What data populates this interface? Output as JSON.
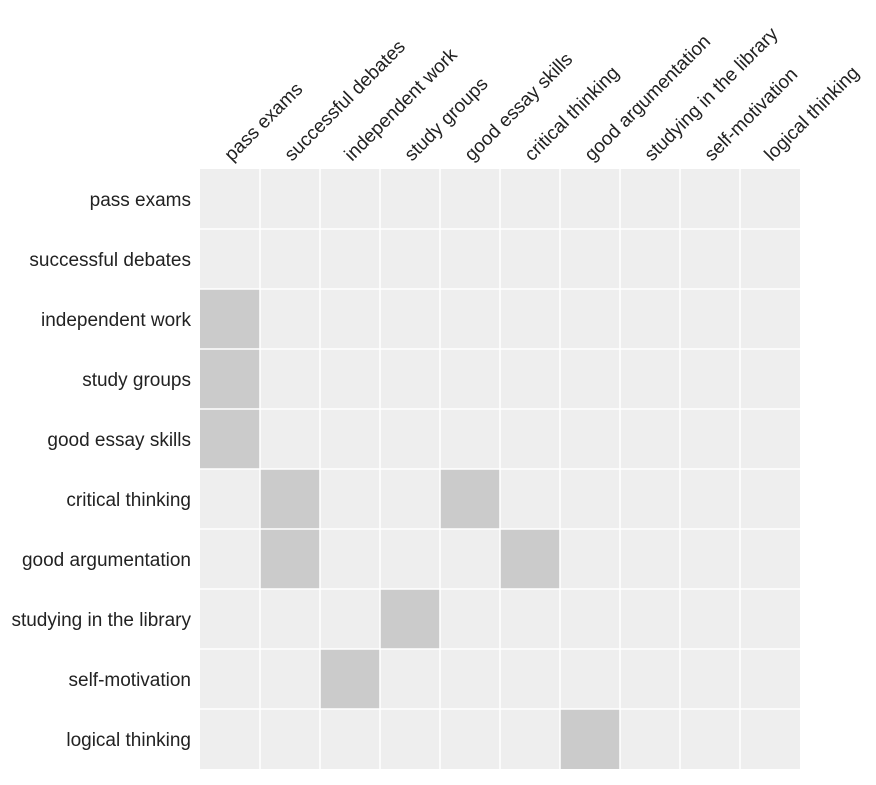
{
  "colors": {
    "empty_cell": "#eeeeee",
    "filled_cell": "#cbcbcb",
    "grid_line": "#ffffff",
    "label_text": "#222222"
  },
  "chart_data": {
    "type": "heatmap",
    "title": "",
    "xlabel": "",
    "ylabel": "",
    "grid": true,
    "legend": "none",
    "rows": [
      "pass exams",
      "successful debates",
      "independent work",
      "study groups",
      "good essay skills",
      "critical thinking",
      "good argumentation",
      "studying in the library",
      "self-motivation",
      "logical thinking"
    ],
    "columns": [
      "pass exams",
      "successful debates",
      "independent work",
      "study groups",
      "good essay skills",
      "critical thinking",
      "good argumentation",
      "studying in the library",
      "self-motivation",
      "logical thinking"
    ],
    "values": [
      [
        0,
        0,
        0,
        0,
        0,
        0,
        0,
        0,
        0,
        0
      ],
      [
        0,
        0,
        0,
        0,
        0,
        0,
        0,
        0,
        0,
        0
      ],
      [
        1,
        0,
        0,
        0,
        0,
        0,
        0,
        0,
        0,
        0
      ],
      [
        1,
        0,
        0,
        0,
        0,
        0,
        0,
        0,
        0,
        0
      ],
      [
        1,
        0,
        0,
        0,
        0,
        0,
        0,
        0,
        0,
        0
      ],
      [
        0,
        1,
        0,
        0,
        1,
        0,
        0,
        0,
        0,
        0
      ],
      [
        0,
        1,
        0,
        0,
        0,
        1,
        0,
        0,
        0,
        0
      ],
      [
        0,
        0,
        0,
        1,
        0,
        0,
        0,
        0,
        0,
        0
      ],
      [
        0,
        0,
        1,
        0,
        0,
        0,
        0,
        0,
        0,
        0
      ],
      [
        0,
        0,
        0,
        0,
        0,
        0,
        1,
        0,
        0,
        0
      ]
    ]
  }
}
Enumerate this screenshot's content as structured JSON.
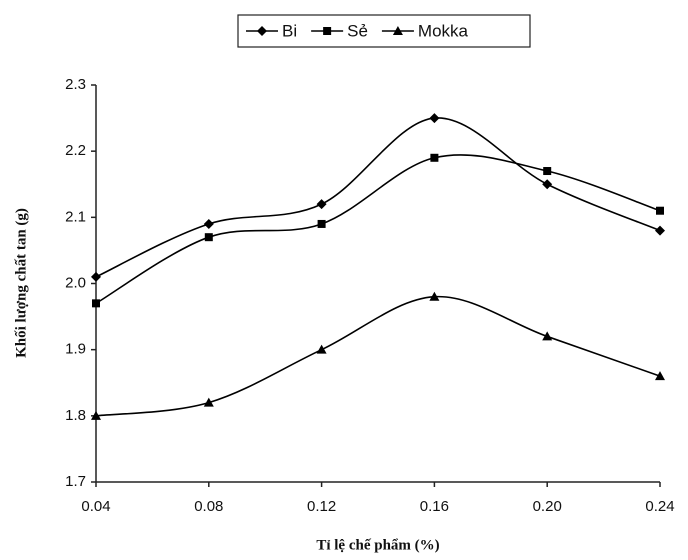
{
  "chart_data": {
    "type": "line",
    "x_label": "Tỉ lệ chế phẩm (%)",
    "y_label": "Khối lượng chất tan (g)",
    "x": [
      0.04,
      0.08,
      0.12,
      0.16,
      0.2,
      0.24
    ],
    "series": [
      {
        "name": "Bi",
        "color": "#000000",
        "marker": "diamond",
        "values": [
          2.01,
          2.09,
          2.12,
          2.25,
          2.15,
          2.08
        ]
      },
      {
        "name": "Sẻ",
        "color": "#000000",
        "marker": "square",
        "values": [
          1.97,
          2.07,
          2.09,
          2.19,
          2.17,
          2.11
        ]
      },
      {
        "name": "Mokka",
        "color": "#000000",
        "marker": "triangle",
        "values": [
          1.8,
          1.82,
          1.9,
          1.98,
          1.92,
          1.86
        ]
      }
    ],
    "xlim": [
      0.04,
      0.24
    ],
    "xticks": [
      0.04,
      0.08,
      0.12,
      0.16,
      {
        "value": 0.2,
        "label": "0.20"
      },
      0.24
    ],
    "ylim": [
      1.7,
      2.3
    ],
    "yticks": [
      1.7,
      1.8,
      1.9,
      {
        "value": 2,
        "label": "2.0"
      },
      2.1,
      2.2,
      2.3
    ],
    "grid": false,
    "legend": "top",
    "smooth": true
  }
}
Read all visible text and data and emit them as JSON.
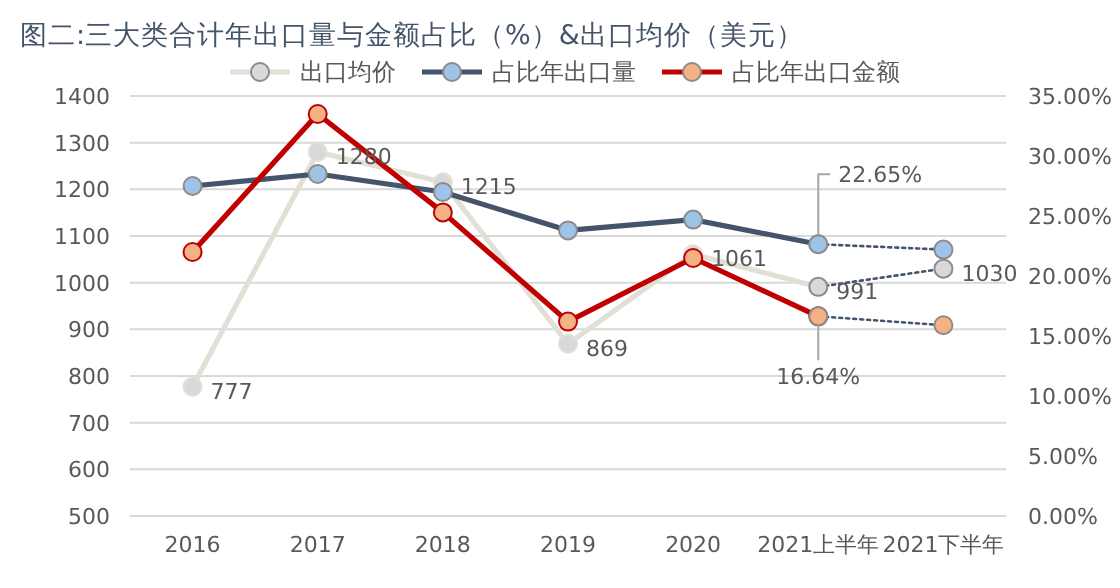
{
  "chart_data": {
    "type": "line",
    "title": "图二:三大类合计年出口量与金额占比（%）&出口均价（美元）",
    "categories": [
      "2016",
      "2017",
      "2018",
      "2019",
      "2020",
      "2021上半年",
      "2021下半年"
    ],
    "series": [
      {
        "name": "出口均价",
        "color": "#e2e0d6",
        "colors": [
          "#d9d9d9",
          "#d9d9d9",
          "#d9d9d9",
          "#d9d9d9",
          "#d9d9d9",
          "#d9d9d9",
          null
        ],
        "values": [
          777,
          1280,
          1215,
          869,
          1061,
          991,
          null
        ],
        "value_labels": [
          "777",
          "1280",
          "1215",
          "869",
          "1061",
          "991",
          null
        ]
      },
      {
        "name": "占比年出口量",
        "color": "#44546a",
        "colors": [
          "#9dc3e6",
          "#9dc3e6",
          "#9dc3e6",
          "#9dc3e6",
          "#9dc3e6",
          "#9dc3e6",
          null
        ],
        "axis": "y2",
        "values": [
          27.5,
          28.5,
          27.0,
          23.8,
          24.7,
          22.65,
          null
        ],
        "value_labels": [
          null,
          null,
          null,
          null,
          null,
          "22.65%",
          null
        ]
      },
      {
        "name": "占比年出口金额",
        "color": "#c00000",
        "colors": [
          "#f4b183",
          "#f4b183",
          "#f4b183",
          "#f4b183",
          "#f4b183",
          "#f4b183",
          null
        ],
        "axis": "y2",
        "values": [
          22.0,
          33.5,
          25.3,
          16.2,
          21.5,
          16.64,
          null
        ],
        "value_labels": [
          null,
          null,
          null,
          null,
          null,
          "16.64%",
          null
        ]
      },
      {
        "color": "#44546a",
        "line_style": "dotted",
        "colors": [
          null,
          null,
          null,
          null,
          null,
          "#d9d9d9",
          "#d9d9d9"
        ],
        "values": [
          null,
          null,
          null,
          null,
          null,
          991,
          1030
        ],
        "value_labels": [
          null,
          null,
          null,
          null,
          null,
          null,
          "1030"
        ]
      },
      {
        "color": "#44546a",
        "line_style": "dotted",
        "axis": "y2",
        "colors": [
          null,
          null,
          null,
          null,
          null,
          "#9dc3e6",
          "#9dc3e6"
        ],
        "values": [
          null,
          null,
          null,
          null,
          null,
          22.65,
          22.2
        ]
      },
      {
        "color": "#44546a",
        "line_style": "dotted",
        "axis": "y2",
        "colors": [
          null,
          null,
          null,
          null,
          null,
          "#f4b183",
          "#f4b183"
        ],
        "values": [
          null,
          null,
          null,
          null,
          null,
          16.64,
          15.9
        ]
      }
    ],
    "ylim": [
      500,
      1400
    ],
    "yticks": [
      500,
      600,
      700,
      800,
      900,
      1000,
      1100,
      1200,
      1300,
      1400
    ],
    "y2lim": [
      0,
      35
    ],
    "y2ticks": [
      {
        "value": 0,
        "label": "0.00%"
      },
      {
        "value": 5,
        "label": "5.00%"
      },
      {
        "value": 10,
        "label": "10.00%"
      },
      {
        "value": 15,
        "label": "15.00%"
      },
      {
        "value": 20,
        "label": "20.00%"
      },
      {
        "value": 25,
        "label": "25.00%"
      },
      {
        "value": 30,
        "label": "30.00%"
      },
      {
        "value": 35,
        "label": "35.00%"
      }
    ],
    "grid": "y",
    "legend": "top",
    "marker": "circle",
    "line_style": "solid"
  }
}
###
| Work instructions |
Write out the material above once more, exactly as it reads, with no pictures.

| Expected answer |
What data populates this interface? Output as JSON.
{
  "colors": {
    "empty_cell": "#eeeeee",
    "filled_cell": "#cbcbcb",
    "grid_line": "#ffffff",
    "label_text": "#222222"
  },
  "chart_data": {
    "type": "heatmap",
    "title": "",
    "xlabel": "",
    "ylabel": "",
    "grid": true,
    "legend": "none",
    "rows": [
      "pass exams",
      "successful debates",
      "independent work",
      "study groups",
      "good essay skills",
      "critical thinking",
      "good argumentation",
      "studying in the library",
      "self-motivation",
      "logical thinking"
    ],
    "columns": [
      "pass exams",
      "successful debates",
      "independent work",
      "study groups",
      "good essay skills",
      "critical thinking",
      "good argumentation",
      "studying in the library",
      "self-motivation",
      "logical thinking"
    ],
    "values": [
      [
        0,
        0,
        0,
        0,
        0,
        0,
        0,
        0,
        0,
        0
      ],
      [
        0,
        0,
        0,
        0,
        0,
        0,
        0,
        0,
        0,
        0
      ],
      [
        1,
        0,
        0,
        0,
        0,
        0,
        0,
        0,
        0,
        0
      ],
      [
        1,
        0,
        0,
        0,
        0,
        0,
        0,
        0,
        0,
        0
      ],
      [
        1,
        0,
        0,
        0,
        0,
        0,
        0,
        0,
        0,
        0
      ],
      [
        0,
        1,
        0,
        0,
        1,
        0,
        0,
        0,
        0,
        0
      ],
      [
        0,
        1,
        0,
        0,
        0,
        1,
        0,
        0,
        0,
        0
      ],
      [
        0,
        0,
        0,
        1,
        0,
        0,
        0,
        0,
        0,
        0
      ],
      [
        0,
        0,
        1,
        0,
        0,
        0,
        0,
        0,
        0,
        0
      ],
      [
        0,
        0,
        0,
        0,
        0,
        0,
        1,
        0,
        0,
        0
      ]
    ]
  }
}
Enumerate this screenshot's content as structured JSON.
{
  "chart_data": {
    "type": "line",
    "x_label": "Tỉ lệ chế phẩm (%)",
    "y_label": "Khối lượng chất tan (g)",
    "x": [
      0.04,
      0.08,
      0.12,
      0.16,
      0.2,
      0.24
    ],
    "series": [
      {
        "name": "Bi",
        "color": "#000000",
        "marker": "diamond",
        "values": [
          2.01,
          2.09,
          2.12,
          2.25,
          2.15,
          2.08
        ]
      },
      {
        "name": "Sẻ",
        "color": "#000000",
        "marker": "square",
        "values": [
          1.97,
          2.07,
          2.09,
          2.19,
          2.17,
          2.11
        ]
      },
      {
        "name": "Mokka",
        "color": "#000000",
        "marker": "triangle",
        "values": [
          1.8,
          1.82,
          1.9,
          1.98,
          1.92,
          1.86
        ]
      }
    ],
    "xlim": [
      0.04,
      0.24
    ],
    "xticks": [
      0.04,
      0.08,
      0.12,
      0.16,
      {
        "value": 0.2,
        "label": "0.20"
      },
      0.24
    ],
    "ylim": [
      1.7,
      2.3
    ],
    "yticks": [
      1.7,
      1.8,
      1.9,
      {
        "value": 2,
        "label": "2.0"
      },
      2.1,
      2.2,
      2.3
    ],
    "grid": false,
    "legend": "top",
    "smooth": true
  }
}
Read all visible text and data and emit them as JSON.
{
  "chart_data": {
    "type": "line",
    "title": "图二:三大类合计年出口量与金额占比（%）&出口均价（美元）",
    "categories": [
      "2016",
      "2017",
      "2018",
      "2019",
      "2020",
      "2021上半年",
      "2021下半年"
    ],
    "series": [
      {
        "name": "出口均价",
        "color": "#e2e0d6",
        "colors": [
          "#d9d9d9",
          "#d9d9d9",
          "#d9d9d9",
          "#d9d9d9",
          "#d9d9d9",
          "#d9d9d9",
          null
        ],
        "values": [
          777,
          1280,
          1215,
          869,
          1061,
          991,
          null
        ],
        "value_labels": [
          "777",
          "1280",
          "1215",
          "869",
          "1061",
          "991",
          null
        ]
      },
      {
        "name": "占比年出口量",
        "color": "#44546a",
        "colors": [
          "#9dc3e6",
          "#9dc3e6",
          "#9dc3e6",
          "#9dc3e6",
          "#9dc3e6",
          "#9dc3e6",
          null
        ],
        "axis": "y2",
        "values": [
          27.5,
          28.5,
          27.0,
          23.8,
          24.7,
          22.65,
          null
        ],
        "value_labels": [
          null,
          null,
          null,
          null,
          null,
          "22.65%",
          null
        ]
      },
      {
        "name": "占比年出口金额",
        "color": "#c00000",
        "colors": [
          "#f4b183",
          "#f4b183",
          "#f4b183",
          "#f4b183",
          "#f4b183",
          "#f4b183",
          null
        ],
        "axis": "y2",
        "values": [
          22.0,
          33.5,
          25.3,
          16.2,
          21.5,
          16.64,
          null
        ],
        "value_labels": [
          null,
          null,
          null,
          null,
          null,
          "16.64%",
          null
        ]
      },
      {
        "color": "#44546a",
        "line_style": "dotted",
        "colors": [
          null,
          null,
          null,
          null,
          null,
          "#d9d9d9",
          "#d9d9d9"
        ],
        "values": [
          null,
          null,
          null,
          null,
          null,
          991,
          1030
        ],
        "value_labels": [
          null,
          null,
          null,
          null,
          null,
          null,
          "1030"
        ]
      },
      {
        "color": "#44546a",
        "line_style": "dotted",
        "axis": "y2",
        "colors": [
          null,
          null,
          null,
          null,
          null,
          "#9dc3e6",
          "#9dc3e6"
        ],
        "values": [
          null,
          null,
          null,
          null,
          null,
          22.65,
          22.2
        ]
      },
      {
        "color": "#44546a",
        "line_style": "dotted",
        "axis": "y2",
        "colors": [
          null,
          null,
          null,
          null,
          null,
          "#f4b183",
          "#f4b183"
        ],
        "values": [
          null,
          null,
          null,
          null,
          null,
          16.64,
          15.9
        ]
      }
    ],
    "ylim": [
      500,
      1400
    ],
    "yticks": [
      500,
      600,
      700,
      800,
      900,
      1000,
      1100,
      1200,
      1300,
      1400
    ],
    "y2lim": [
      0,
      35
    ],
    "y2ticks": [
      {
        "value": 0,
        "label": "0.00%"
      },
      {
        "value": 5,
        "label": "5.00%"
      },
      {
        "value": 10,
        "label": "10.00%"
      },
      {
        "value": 15,
        "label": "15.00%"
      },
      {
        "value": 20,
        "label": "20.00%"
      },
      {
        "value": 25,
        "label": "25.00%"
      },
      {
        "value": 30,
        "label": "30.00%"
      },
      {
        "value": 35,
        "label": "35.00%"
      }
    ],
    "grid": "y",
    "legend": "top",
    "marker": "circle",
    "line_style": "solid"
  }
}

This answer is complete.